WHAT IS ASKED =>
Gather all lines with "major" from the records.

INPUT FOR THIS TASK =>
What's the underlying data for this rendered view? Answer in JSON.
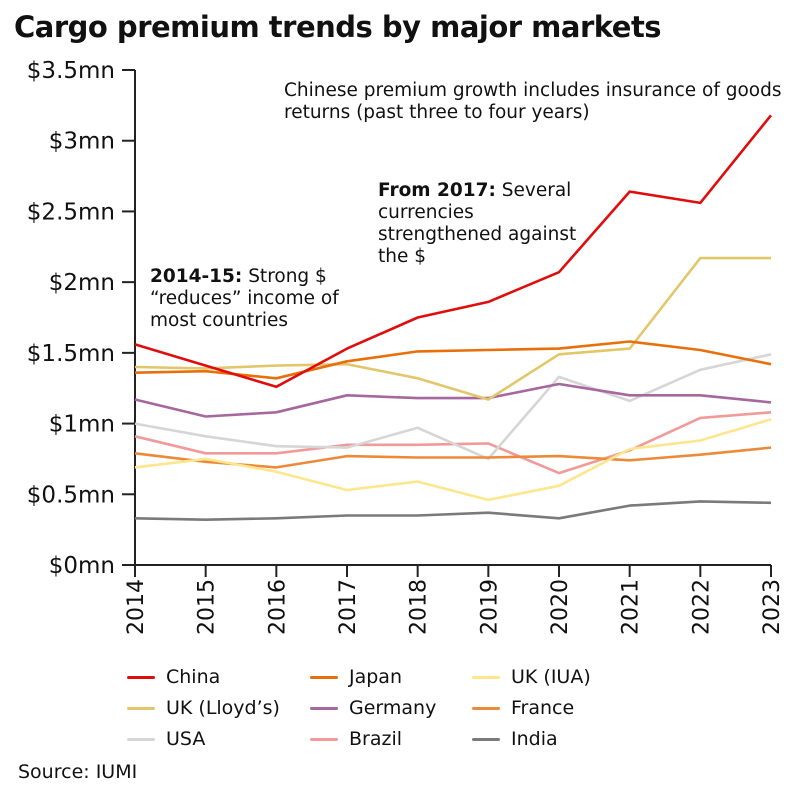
{
  "title": "Cargo premium trends by major markets",
  "source": "Source: IUMI",
  "annotations": [
    {
      "bold": "",
      "text": "Chinese premium growth includes insurance of goods returns (past three to four years)"
    },
    {
      "bold": "From 2017:",
      "text": " Several currencies strengthened against the $"
    },
    {
      "bold": "2014-15:",
      "text": " Strong $ “reduces” income of most countries"
    }
  ],
  "chart_data": {
    "type": "line",
    "title": "Cargo premium trends by major markets",
    "xlabel": "",
    "ylabel": "",
    "x": [
      2014,
      2015,
      2016,
      2017,
      2018,
      2019,
      2020,
      2021,
      2022,
      2023
    ],
    "x_tick_labels": [
      "2014",
      "2015",
      "2016",
      "2017",
      "2018",
      "2019",
      "2020",
      "2021",
      "2022",
      "2023"
    ],
    "ylim": [
      0,
      3.5
    ],
    "y_ticks": [
      0,
      0.5,
      1,
      1.5,
      2,
      2.5,
      3,
      3.5
    ],
    "y_tick_labels": [
      "$0mn",
      "$0.5mn",
      "$1mn",
      "$1.5mn",
      "$2mn",
      "$2.5mn",
      "$3mn",
      "$3.5mn"
    ],
    "grid": false,
    "legend_placement": "bottom",
    "series": [
      {
        "name": "China",
        "color": "#e00d0d",
        "values": [
          1.56,
          1.41,
          1.26,
          1.53,
          1.75,
          1.86,
          2.07,
          2.64,
          2.56,
          3.18
        ]
      },
      {
        "name": "Japan",
        "color": "#e8700a",
        "values": [
          1.36,
          1.37,
          1.32,
          1.44,
          1.51,
          1.52,
          1.53,
          1.58,
          1.52,
          1.42
        ]
      },
      {
        "name": "UK (IUA)",
        "color": "#fde68c",
        "values": [
          0.69,
          0.75,
          0.66,
          0.53,
          0.59,
          0.46,
          0.56,
          0.82,
          0.88,
          1.03
        ]
      },
      {
        "name": "UK (Lloyd’s)",
        "color": "#e2c76a",
        "values": [
          1.4,
          1.39,
          1.41,
          1.42,
          1.32,
          1.17,
          1.49,
          1.53,
          2.17,
          2.17
        ]
      },
      {
        "name": "Germany",
        "color": "#a6679e",
        "values": [
          1.17,
          1.05,
          1.08,
          1.2,
          1.18,
          1.18,
          1.28,
          1.2,
          1.2,
          1.15
        ]
      },
      {
        "name": "France",
        "color": "#ec8a3c",
        "values": [
          0.79,
          0.73,
          0.69,
          0.77,
          0.76,
          0.76,
          0.77,
          0.74,
          0.78,
          0.83
        ]
      },
      {
        "name": "USA",
        "color": "#d6d6d6",
        "values": [
          1.0,
          0.91,
          0.84,
          0.83,
          0.97,
          0.75,
          1.33,
          1.16,
          1.38,
          1.49
        ]
      },
      {
        "name": "Brazil",
        "color": "#f19a9a",
        "values": [
          0.91,
          0.79,
          0.79,
          0.85,
          0.85,
          0.86,
          0.65,
          0.81,
          1.04,
          1.08
        ]
      },
      {
        "name": "India",
        "color": "#7a7a7a",
        "values": [
          0.33,
          0.32,
          0.33,
          0.35,
          0.35,
          0.37,
          0.33,
          0.42,
          0.45,
          0.44
        ]
      }
    ]
  }
}
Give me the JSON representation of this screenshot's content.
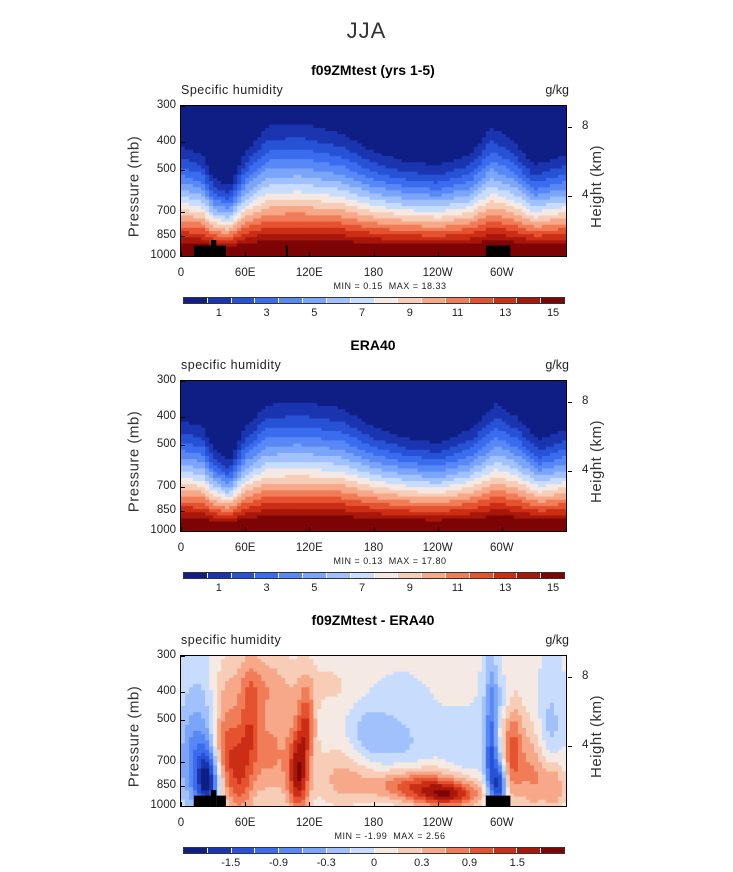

TASK OUTPUT =>
  "title": "Cargo premium trends by major markets",
    "title": "Cargo premium trends by major markets",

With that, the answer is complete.